### [Task]
Scan the data below for the string "Groups". Copy every line where it appears.

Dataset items
►

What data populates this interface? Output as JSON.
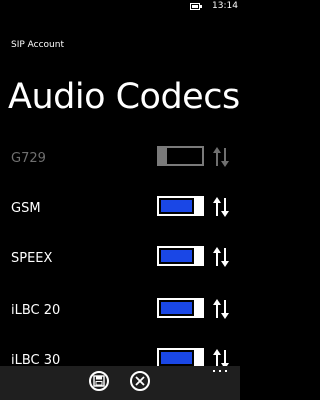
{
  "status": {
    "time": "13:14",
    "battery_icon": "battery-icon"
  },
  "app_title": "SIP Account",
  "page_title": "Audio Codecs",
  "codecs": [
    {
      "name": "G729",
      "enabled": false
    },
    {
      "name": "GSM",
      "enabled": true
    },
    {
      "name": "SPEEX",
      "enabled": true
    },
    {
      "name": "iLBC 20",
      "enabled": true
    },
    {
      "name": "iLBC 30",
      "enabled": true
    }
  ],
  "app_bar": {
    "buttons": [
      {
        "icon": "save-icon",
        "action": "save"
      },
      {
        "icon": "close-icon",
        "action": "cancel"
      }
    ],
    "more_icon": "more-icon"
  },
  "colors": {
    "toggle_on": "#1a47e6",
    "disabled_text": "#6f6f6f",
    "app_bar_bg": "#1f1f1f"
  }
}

◄
►

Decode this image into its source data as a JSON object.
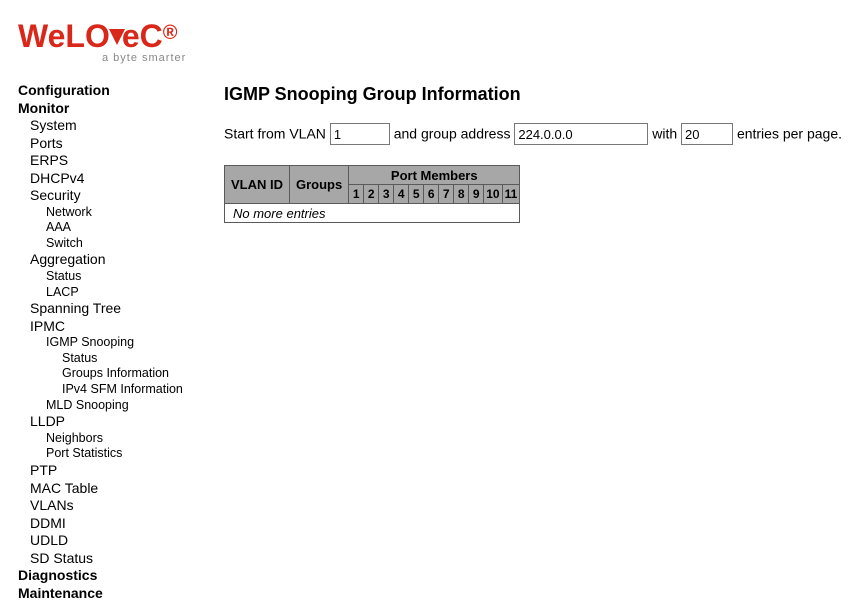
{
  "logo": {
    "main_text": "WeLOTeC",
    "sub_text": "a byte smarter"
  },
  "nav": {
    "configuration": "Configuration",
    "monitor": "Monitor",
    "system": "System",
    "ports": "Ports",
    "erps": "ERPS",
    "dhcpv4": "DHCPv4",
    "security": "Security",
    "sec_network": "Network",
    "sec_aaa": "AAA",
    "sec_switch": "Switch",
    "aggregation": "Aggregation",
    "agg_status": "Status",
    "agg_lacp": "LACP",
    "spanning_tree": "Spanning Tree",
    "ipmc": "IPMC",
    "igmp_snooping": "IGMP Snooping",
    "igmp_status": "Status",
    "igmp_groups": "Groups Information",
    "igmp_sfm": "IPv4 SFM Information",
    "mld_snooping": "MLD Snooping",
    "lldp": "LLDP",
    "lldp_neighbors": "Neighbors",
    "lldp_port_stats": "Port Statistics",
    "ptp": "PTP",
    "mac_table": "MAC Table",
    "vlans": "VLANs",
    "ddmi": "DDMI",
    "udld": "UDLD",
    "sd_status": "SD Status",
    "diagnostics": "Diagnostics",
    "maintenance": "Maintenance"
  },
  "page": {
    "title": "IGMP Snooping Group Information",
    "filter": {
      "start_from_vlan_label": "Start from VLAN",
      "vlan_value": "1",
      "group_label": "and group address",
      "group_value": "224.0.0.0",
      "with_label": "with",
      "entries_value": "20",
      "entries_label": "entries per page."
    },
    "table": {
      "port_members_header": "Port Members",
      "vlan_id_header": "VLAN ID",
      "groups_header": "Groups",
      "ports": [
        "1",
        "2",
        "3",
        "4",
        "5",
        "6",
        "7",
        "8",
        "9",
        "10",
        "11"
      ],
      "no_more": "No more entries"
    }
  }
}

◄

### [Solution]
    "igmp_groups": "Groups Information",
      "groups_header": "Groups",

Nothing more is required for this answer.